* _Objective_: Locate the lines of the listing below that hold "ncante", then copy each of them.

-- START --

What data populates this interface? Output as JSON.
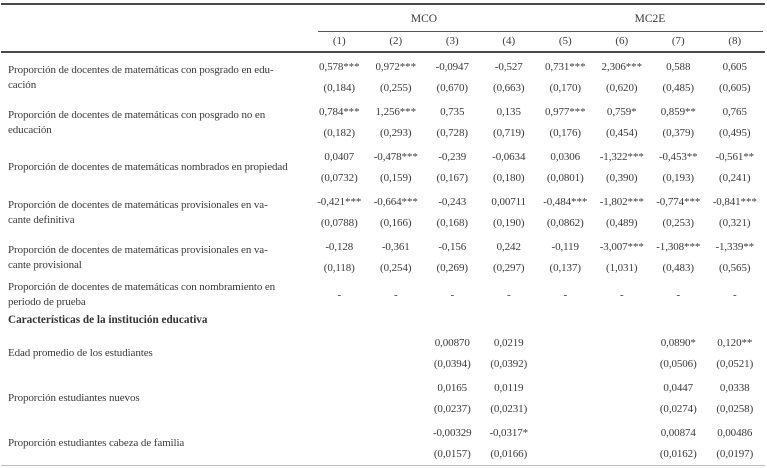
{
  "table": {
    "column_groups": [
      {
        "label": "MCO",
        "span": 4
      },
      {
        "label": "MC2E",
        "span": 4
      }
    ],
    "column_numbers": [
      "(1)",
      "(2)",
      "(3)",
      "(4)",
      "(5)",
      "(6)",
      "(7)",
      "(8)"
    ],
    "rows": [
      {
        "type": "variable",
        "label": "Proporción de docentes de matemáticas con posgrado en edu-\ncación",
        "coefficients": [
          "0,578***",
          "0,972***",
          "-0,0947",
          "-0,527",
          "0,731***",
          "2,306***",
          "0,588",
          "0,605"
        ],
        "std_errors": [
          "(0,184)",
          "(0,255)",
          "(0,670)",
          "(0,663)",
          "(0,170)",
          "(0,620)",
          "(0,485)",
          "(0,605)"
        ]
      },
      {
        "type": "variable",
        "label": "Proporción de docentes de matemáticas con posgrado no en\neducación",
        "coefficients": [
          "0,784***",
          "1,256***",
          "0,735",
          "0,135",
          "0,977***",
          "0,759*",
          "0,859**",
          "0,765"
        ],
        "std_errors": [
          "(0,182)",
          "(0,293)",
          "(0,728)",
          "(0,719)",
          "(0,176)",
          "(0,454)",
          "(0,379)",
          "(0,495)"
        ]
      },
      {
        "type": "variable",
        "label": "Proporción de docentes de matemáticas nombrados en propiedad",
        "coefficients": [
          "0,0407",
          "-0,478***",
          "-0,239",
          "-0,0634",
          "0,0306",
          "-1,322***",
          "-0,453**",
          "-0,561**"
        ],
        "std_errors": [
          "(0,0732)",
          "(0,159)",
          "(0,167)",
          "(0,180)",
          "(0,0801)",
          "(0,390)",
          "(0,193)",
          "(0,241)"
        ]
      },
      {
        "type": "variable",
        "label": "Proporción de docentes de matemáticas provisionales en va-\ncante definitiva",
        "coefficients": [
          "-0,421***",
          "-0,664***",
          "-0,243",
          "0,00711",
          "-0,484***",
          "-1,802***",
          "-0,774***",
          "-0,841***"
        ],
        "std_errors": [
          "(0,0788)",
          "(0,166)",
          "(0,168)",
          "(0,190)",
          "(0,0862)",
          "(0,489)",
          "(0,253)",
          "(0,321)"
        ]
      },
      {
        "type": "variable",
        "label": "Proporción de docentes de matemáticas provisionales en va-\ncante provisional",
        "coefficients": [
          "-0,128",
          "-0,361",
          "-0,156",
          "0,242",
          "-0,119",
          "-3,007***",
          "-1,308***",
          "-1,339**"
        ],
        "std_errors": [
          "(0,118)",
          "(0,254)",
          "(0,269)",
          "(0,297)",
          "(0,137)",
          "(1,031)",
          "(0,483)",
          "(0,565)"
        ]
      },
      {
        "type": "dashes",
        "label": "Proporción de docentes de matemáticas con nombramiento en\nperiodo de prueba",
        "coefficients": [
          "-",
          "-",
          "-",
          "-",
          "-",
          "-",
          "-",
          "-"
        ],
        "std_errors": null
      },
      {
        "type": "section",
        "label": "Características de la institución educativa"
      },
      {
        "type": "variable",
        "label": "Edad promedio de los estudiantes",
        "coefficients": [
          "",
          "",
          "0,00870",
          "0,0219",
          "",
          "",
          "0,0890*",
          "0,120**"
        ],
        "std_errors": [
          "",
          "",
          "(0,0394)",
          "(0,0392)",
          "",
          "",
          "(0,0506)",
          "(0,0521)"
        ]
      },
      {
        "type": "variable",
        "label": "Proporción estudiantes nuevos",
        "coefficients": [
          "",
          "",
          "0,0165",
          "0,0119",
          "",
          "",
          "0,0447",
          "0,0338"
        ],
        "std_errors": [
          "",
          "",
          "(0,0237)",
          "(0,0231)",
          "",
          "",
          "(0,0274)",
          "(0,0258)"
        ]
      },
      {
        "type": "variable",
        "label": "Proporción estudiantes cabeza de familia",
        "coefficients": [
          "",
          "",
          "-0,00329",
          "-0,0317*",
          "",
          "",
          "0,00874",
          "0,00486"
        ],
        "std_errors": [
          "",
          "",
          "(0,0157)",
          "(0,0166)",
          "",
          "",
          "(0,0162)",
          "(0,0197)"
        ]
      }
    ]
  },
  "colors": {
    "text": "#3a3a3a",
    "rule_dark": "#4a4a4a",
    "rule_light": "#bcbcbc",
    "background": "#ffffff"
  }
}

-- END --

* _Written answer_:
        "label": "Proporción de docentes de matemáticas provisionales en va-\ncante definitiva",
        "label": "Proporción de docentes de matemáticas provisionales en va-\ncante provisional",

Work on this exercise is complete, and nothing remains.